**Written exercise**
Quote exactly the lines running from the line with "Parse this screenshot: output" to the end of the entries, including both, and nothing else.

○ ○ ○ ○ ○ ○ ○

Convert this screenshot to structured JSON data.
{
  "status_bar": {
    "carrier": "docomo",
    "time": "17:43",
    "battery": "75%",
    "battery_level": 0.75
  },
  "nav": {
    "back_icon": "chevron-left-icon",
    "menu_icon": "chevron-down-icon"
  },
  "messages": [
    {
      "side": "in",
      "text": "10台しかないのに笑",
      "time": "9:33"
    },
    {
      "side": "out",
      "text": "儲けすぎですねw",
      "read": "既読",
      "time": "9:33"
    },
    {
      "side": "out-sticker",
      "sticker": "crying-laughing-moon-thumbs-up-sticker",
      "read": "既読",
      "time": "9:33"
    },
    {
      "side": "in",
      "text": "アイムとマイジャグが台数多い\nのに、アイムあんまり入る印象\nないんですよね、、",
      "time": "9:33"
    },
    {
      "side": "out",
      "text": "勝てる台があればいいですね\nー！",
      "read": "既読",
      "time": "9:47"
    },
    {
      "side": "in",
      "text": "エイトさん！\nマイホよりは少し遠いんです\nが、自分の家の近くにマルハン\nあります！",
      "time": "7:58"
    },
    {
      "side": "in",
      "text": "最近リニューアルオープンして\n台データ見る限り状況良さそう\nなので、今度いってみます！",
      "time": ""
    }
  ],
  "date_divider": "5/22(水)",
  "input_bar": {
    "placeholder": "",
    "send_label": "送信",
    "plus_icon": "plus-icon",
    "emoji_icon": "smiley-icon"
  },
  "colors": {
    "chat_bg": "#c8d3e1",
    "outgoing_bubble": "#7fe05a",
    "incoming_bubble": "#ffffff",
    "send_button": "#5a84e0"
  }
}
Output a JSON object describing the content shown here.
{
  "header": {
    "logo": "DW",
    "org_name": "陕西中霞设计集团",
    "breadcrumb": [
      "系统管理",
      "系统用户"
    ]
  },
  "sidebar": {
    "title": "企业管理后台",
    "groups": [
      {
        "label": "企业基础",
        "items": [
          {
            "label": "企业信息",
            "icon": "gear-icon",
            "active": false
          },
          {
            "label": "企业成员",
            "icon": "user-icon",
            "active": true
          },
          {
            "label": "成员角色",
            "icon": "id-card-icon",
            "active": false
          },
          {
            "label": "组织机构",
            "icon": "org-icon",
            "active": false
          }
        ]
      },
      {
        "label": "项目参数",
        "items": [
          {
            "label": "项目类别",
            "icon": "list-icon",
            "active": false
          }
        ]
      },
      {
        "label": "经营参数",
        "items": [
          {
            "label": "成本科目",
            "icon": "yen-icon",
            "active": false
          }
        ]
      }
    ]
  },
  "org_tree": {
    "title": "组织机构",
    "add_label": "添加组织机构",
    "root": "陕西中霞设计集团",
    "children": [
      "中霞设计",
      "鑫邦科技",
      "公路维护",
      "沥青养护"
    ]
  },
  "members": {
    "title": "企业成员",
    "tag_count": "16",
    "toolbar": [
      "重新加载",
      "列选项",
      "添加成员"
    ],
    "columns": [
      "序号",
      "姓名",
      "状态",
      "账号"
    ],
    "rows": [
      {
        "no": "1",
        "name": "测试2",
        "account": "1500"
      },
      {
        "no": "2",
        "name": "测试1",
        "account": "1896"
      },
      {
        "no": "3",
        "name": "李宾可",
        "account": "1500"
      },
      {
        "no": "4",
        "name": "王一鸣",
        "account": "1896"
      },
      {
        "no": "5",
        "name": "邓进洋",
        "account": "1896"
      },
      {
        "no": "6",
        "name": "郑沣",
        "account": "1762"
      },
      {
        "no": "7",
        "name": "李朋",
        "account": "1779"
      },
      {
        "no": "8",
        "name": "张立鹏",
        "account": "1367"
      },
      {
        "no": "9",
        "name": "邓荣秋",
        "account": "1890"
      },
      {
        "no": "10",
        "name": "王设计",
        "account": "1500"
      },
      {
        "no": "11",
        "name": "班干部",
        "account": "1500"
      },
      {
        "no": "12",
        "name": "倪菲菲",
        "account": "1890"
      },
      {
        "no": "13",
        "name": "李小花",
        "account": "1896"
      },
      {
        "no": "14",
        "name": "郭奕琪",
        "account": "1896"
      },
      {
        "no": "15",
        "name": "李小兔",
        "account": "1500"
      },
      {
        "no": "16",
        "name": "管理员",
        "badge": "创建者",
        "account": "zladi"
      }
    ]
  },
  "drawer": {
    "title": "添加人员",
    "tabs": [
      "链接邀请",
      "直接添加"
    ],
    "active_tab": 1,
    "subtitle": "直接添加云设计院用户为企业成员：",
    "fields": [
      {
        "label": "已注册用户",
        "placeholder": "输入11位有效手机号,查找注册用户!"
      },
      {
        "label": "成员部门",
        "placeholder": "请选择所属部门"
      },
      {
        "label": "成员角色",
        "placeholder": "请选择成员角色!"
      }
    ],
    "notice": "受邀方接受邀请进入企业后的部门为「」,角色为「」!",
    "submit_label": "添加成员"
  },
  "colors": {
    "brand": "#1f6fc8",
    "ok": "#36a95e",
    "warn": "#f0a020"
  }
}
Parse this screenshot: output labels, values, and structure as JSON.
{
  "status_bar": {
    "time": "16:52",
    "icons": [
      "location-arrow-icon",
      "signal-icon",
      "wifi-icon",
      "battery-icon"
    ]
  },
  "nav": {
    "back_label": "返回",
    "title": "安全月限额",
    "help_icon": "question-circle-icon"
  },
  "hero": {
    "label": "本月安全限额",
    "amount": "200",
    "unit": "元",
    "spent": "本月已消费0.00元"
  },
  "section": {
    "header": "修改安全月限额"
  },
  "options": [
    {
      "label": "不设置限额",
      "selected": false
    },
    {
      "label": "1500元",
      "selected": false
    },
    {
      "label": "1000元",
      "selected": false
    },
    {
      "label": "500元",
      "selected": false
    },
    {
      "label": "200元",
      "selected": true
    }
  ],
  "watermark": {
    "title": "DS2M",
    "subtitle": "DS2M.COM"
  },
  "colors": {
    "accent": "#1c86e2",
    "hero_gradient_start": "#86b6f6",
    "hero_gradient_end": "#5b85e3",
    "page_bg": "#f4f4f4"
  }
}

○ ○ ○ ○ ○ ○ ○

**Exercise result**
Parse this screenshot: output labels, values, and structure as JSON.
{
  "status_bar": {
    "time": "16:52",
    "icons": [
      "location-arrow-icon",
      "signal-icon",
      "wifi-icon",
      "battery-icon"
    ]
  },
  "nav": {
    "back_label": "返回",
    "title": "安全月限额",
    "help_icon": "question-circle-icon"
  },
  "hero": {
    "label": "本月安全限额",
    "amount": "200",
    "unit": "元",
    "spent": "本月已消费0.00元"
  },
  "section": {
    "header": "修改安全月限额"
  },
  "options": [
    {
      "label": "不设置限额",
      "selected": false
    },
    {
      "label": "1500元",
      "selected": false
    },
    {
      "label": "1000元",
      "selected": false
    },
    {
      "label": "500元",
      "selected": false
    },
    {
      "label": "200元",
      "selected": true
    }
  ],
  "watermark": {
    "title": "DS2M",
    "subtitle": "DS2M.COM"
  },
  "colors": {
    "accent": "#1c86e2",
    "hero_gradient_start": "#86b6f6",
    "hero_gradient_end": "#5b85e3",
    "page_bg": "#f4f4f4"
  }
}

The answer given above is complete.